### Task objective:
From the material below, list every line containing "icon".

────────────────────

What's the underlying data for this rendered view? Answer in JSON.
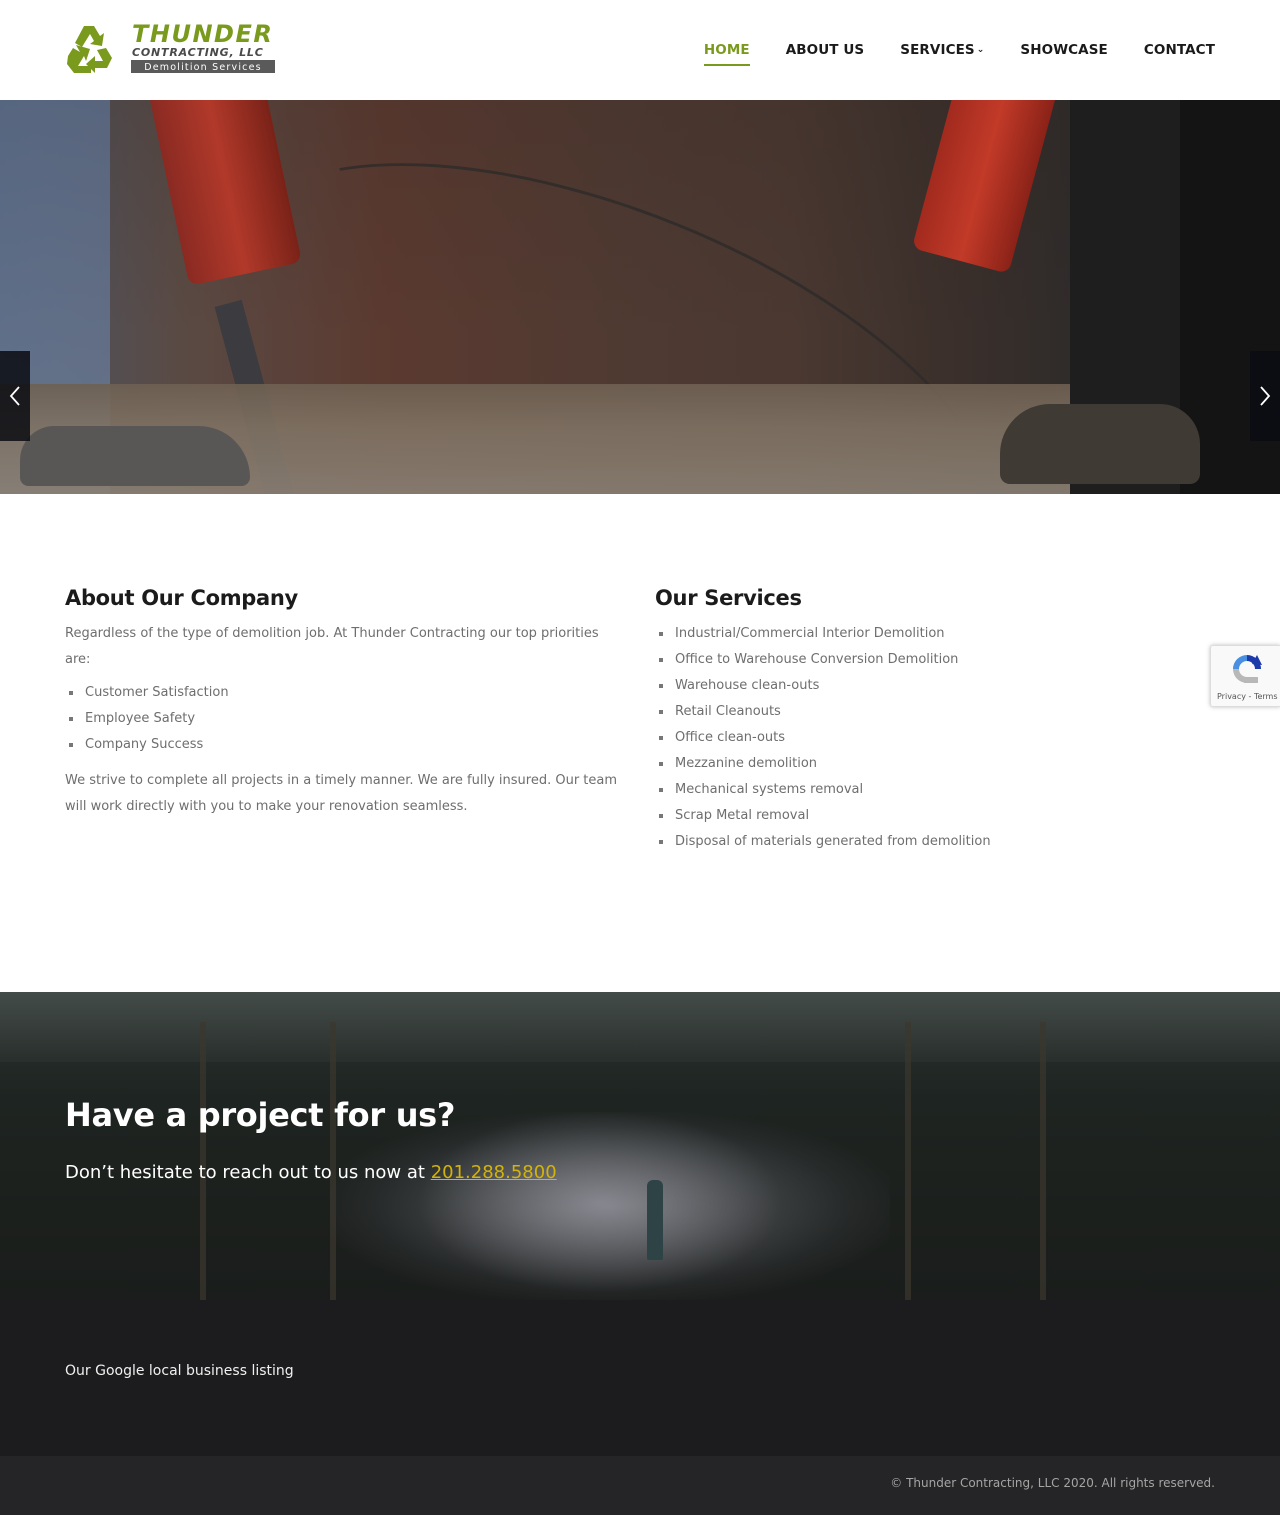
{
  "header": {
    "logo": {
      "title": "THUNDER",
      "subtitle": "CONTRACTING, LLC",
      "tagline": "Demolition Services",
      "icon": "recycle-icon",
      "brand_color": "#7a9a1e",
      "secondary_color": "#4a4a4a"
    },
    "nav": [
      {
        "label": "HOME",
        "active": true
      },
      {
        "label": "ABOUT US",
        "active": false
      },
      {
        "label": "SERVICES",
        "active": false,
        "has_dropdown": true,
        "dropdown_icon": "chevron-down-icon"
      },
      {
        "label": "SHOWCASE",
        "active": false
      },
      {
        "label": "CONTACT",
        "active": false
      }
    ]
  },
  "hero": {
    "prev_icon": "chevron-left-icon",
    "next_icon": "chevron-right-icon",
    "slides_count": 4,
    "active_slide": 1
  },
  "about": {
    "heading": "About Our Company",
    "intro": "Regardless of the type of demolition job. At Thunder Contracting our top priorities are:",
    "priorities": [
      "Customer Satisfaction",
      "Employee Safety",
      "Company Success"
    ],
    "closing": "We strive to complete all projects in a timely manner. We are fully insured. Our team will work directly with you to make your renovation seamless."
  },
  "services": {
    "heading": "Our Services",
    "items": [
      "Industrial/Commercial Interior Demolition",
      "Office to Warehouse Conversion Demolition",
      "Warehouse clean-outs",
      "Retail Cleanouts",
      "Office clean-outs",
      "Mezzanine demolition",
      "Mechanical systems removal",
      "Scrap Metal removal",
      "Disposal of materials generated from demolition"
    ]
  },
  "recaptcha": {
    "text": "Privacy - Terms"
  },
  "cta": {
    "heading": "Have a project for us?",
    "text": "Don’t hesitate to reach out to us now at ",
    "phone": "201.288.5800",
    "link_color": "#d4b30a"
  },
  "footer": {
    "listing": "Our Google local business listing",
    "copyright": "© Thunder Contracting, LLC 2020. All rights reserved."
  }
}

────────────────────

### Answer for the task:
      "icon": "recycle-icon",
        "dropdown_icon": "chevron-down-icon"
    "prev_icon": "chevron-left-icon",
    "next_icon": "chevron-right-icon",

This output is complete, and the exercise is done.